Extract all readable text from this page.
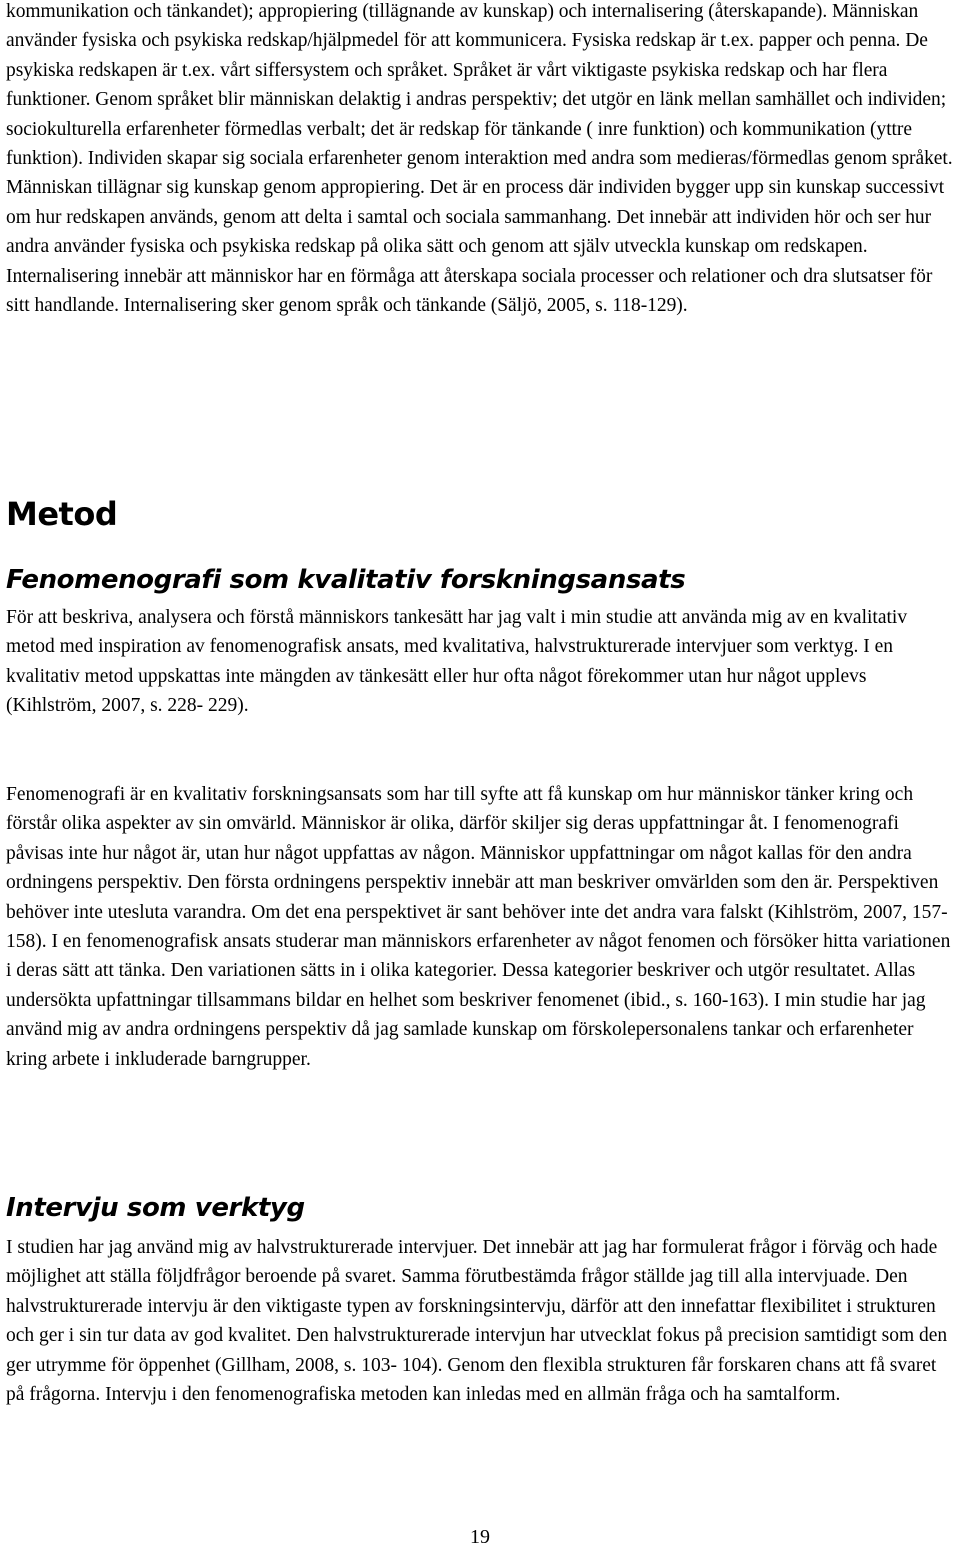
kommunikation och tänkandet); appropiering (tillägnande av kunskap) och internalisering (återskapande). Människan använder fysiska och psykiska redskap/hjälpmedel för att kommunicera. Fysiska redskap är t.ex. papper och penna. De psykiska redskapen är t.ex. vårt siffersystem och språket. Språket är vårt viktigaste psykiska redskap och har flera funktioner. Genom språket blir människan delaktig i andras perspektiv; det utgör en länk mellan samhället och individen; sociokulturella erfarenheter förmedlas verbalt; det är redskap för tänkande ( inre funktion) och kommunikation (yttre funktion). Individen skapar sig sociala erfarenheter genom interaktion med andra som medieras/förmedlas genom språket. Människan tillägnar sig kunskap genom appropiering. Det är en process där individen bygger upp sin kunskap successivt om hur redskapen används, genom att delta i samtal och sociala sammanhang. Det innebär att individen hör och ser hur andra använder fysiska och psykiska redskap på olika sätt och genom att själv utveckla kunskap om redskapen. Internalisering innebär att människor har en förmåga att återskapa sociala processer och relationer och dra slutsatser för sitt handlande. Internalisering sker genom språk och tänkande (Säljö, 2005, s. 118-129).

Metod
Fenomenografi som kvalitativ forskningsansats

För att beskriva, analysera och förstå människors tankesätt har jag valt i min studie att använda mig av en kvalitativ metod med inspiration av fenomenografisk ansats, med kvalitativa, halvstrukturerade intervjuer som verktyg. I en kvalitativ metod uppskattas inte mängden av tänkesätt eller hur ofta något förekommer utan hur något upplevs (Kihlström, 2007, s. 228- 229).

Fenomenografi är en kvalitativ forskningsansats som har till syfte att få kunskap om hur människor tänker kring och förstår olika aspekter av sin omvärld. Människor är olika, därför skiljer sig deras uppfattningar åt. I fenomenografi påvisas inte hur något är, utan hur något uppfattas av någon. Människor uppfattningar om något kallas för den andra ordningens perspektiv. Den första ordningens perspektiv innebär att man beskriver omvärlden som den är. Perspektiven behöver inte utesluta varandra. Om det ena perspektivet är sant behöver inte det andra vara falskt (Kihlström, 2007, 157-158). I en fenomenografisk ansats studerar man människors erfarenheter av något fenomen och försöker hitta variationen i deras sätt att tänka. Den variationen sätts in i olika kategorier. Dessa kategorier beskriver och utgör resultatet. Allas undersökta upfattningar tillsammans bildar en helhet som beskriver fenomenet (ibid., s. 160-163). I min studie har jag använd mig av andra ordningens perspektiv då jag samlade kunskap om förskolepersonalens tankar och erfarenheter kring arbete i inkluderade barngrupper.

Intervju som verktyg

I studien har jag använd mig av halvstrukturerade intervjuer. Det innebär att jag har formulerat frågor i förväg och hade möjlighet att ställa följdfrågor beroende på svaret. Samma förutbestämda frågor ställde jag till alla intervjuade. Den halvstrukturerade intervju är den viktigaste typen av forskningsintervju, därför att den innefattar flexibilitet i strukturen och ger i sin tur data av god kvalitet. Den halvstrukturerade intervjun har utvecklat fokus på precision samtidigt som den ger utrymme för öppenhet (Gillham, 2008, s. 103- 104). Genom den flexibla strukturen får forskaren chans att få svaret på frågorna. Intervju i den fenomenografiska metoden kan inledas med en allmän fråga och ha samtalform.

19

********

* What to work on: The answer is the entries above, given again exactly, with no pictures among them.

* Problem solution:
Extract all readable text from this page.
kommunikation och tänkandet); appropiering (tillägnande av kunskap) och internalisering (återskapande). Människan använder fysiska och psykiska redskap/hjälpmedel för att kommunicera. Fysiska redskap är t.ex. papper och penna. De psykiska redskapen är t.ex. vårt siffersystem och språket. Språket är vårt viktigaste psykiska redskap och har flera funktioner. Genom språket blir människan delaktig i andras perspektiv; det utgör en länk mellan samhället och individen; sociokulturella erfarenheter förmedlas verbalt; det är redskap för tänkande ( inre funktion) och kommunikation (yttre funktion). Individen skapar sig sociala erfarenheter genom interaktion med andra som medieras/förmedlas genom språket. Människan tillägnar sig kunskap genom appropiering. Det är en process där individen bygger upp sin kunskap successivt om hur redskapen används, genom att delta i samtal och sociala sammanhang. Det innebär att individen hör och ser hur andra använder fysiska och psykiska redskap på olika sätt och genom att själv utveckla kunskap om redskapen. Internalisering innebär att människor har en förmåga att återskapa sociala processer och relationer och dra slutsatser för sitt handlande. Internalisering sker genom språk och tänkande (Säljö, 2005, s. 118-129).

Metod
Fenomenografi som kvalitativ forskningsansats

För att beskriva, analysera och förstå människors tankesätt har jag valt i min studie att använda mig av en kvalitativ metod med inspiration av fenomenografisk ansats, med kvalitativa, halvstrukturerade intervjuer som verktyg. I en kvalitativ metod uppskattas inte mängden av tänkesätt eller hur ofta något förekommer utan hur något upplevs (Kihlström, 2007, s. 228- 229).

Fenomenografi är en kvalitativ forskningsansats som har till syfte att få kunskap om hur människor tänker kring och förstår olika aspekter av sin omvärld. Människor är olika, därför skiljer sig deras uppfattningar åt. I fenomenografi påvisas inte hur något är, utan hur något uppfattas av någon. Människor uppfattningar om något kallas för den andra ordningens perspektiv. Den första ordningens perspektiv innebär att man beskriver omvärlden som den är. Perspektiven behöver inte utesluta varandra. Om det ena perspektivet är sant behöver inte det andra vara falskt (Kihlström, 2007, 157-158). I en fenomenografisk ansats studerar man människors erfarenheter av något fenomen och försöker hitta variationen i deras sätt att tänka. Den variationen sätts in i olika kategorier. Dessa kategorier beskriver och utgör resultatet. Allas undersökta upfattningar tillsammans bildar en helhet som beskriver fenomenet (ibid., s. 160-163). I min studie har jag använd mig av andra ordningens perspektiv då jag samlade kunskap om förskolepersonalens tankar och erfarenheter kring arbete i inkluderade barngrupper.

Intervju som verktyg

I studien har jag använd mig av halvstrukturerade intervjuer. Det innebär att jag har formulerat frågor i förväg och hade möjlighet att ställa följdfrågor beroende på svaret. Samma förutbestämda frågor ställde jag till alla intervjuade. Den halvstrukturerade intervju är den viktigaste typen av forskningsintervju, därför att den innefattar flexibilitet i strukturen och ger i sin tur data av god kvalitet. Den halvstrukturerade intervjun har utvecklat fokus på precision samtidigt som den ger utrymme för öppenhet (Gillham, 2008, s. 103- 104). Genom den flexibla strukturen får forskaren chans att få svaret på frågorna. Intervju i den fenomenografiska metoden kan inledas med en allmän fråga och ha samtalform.

19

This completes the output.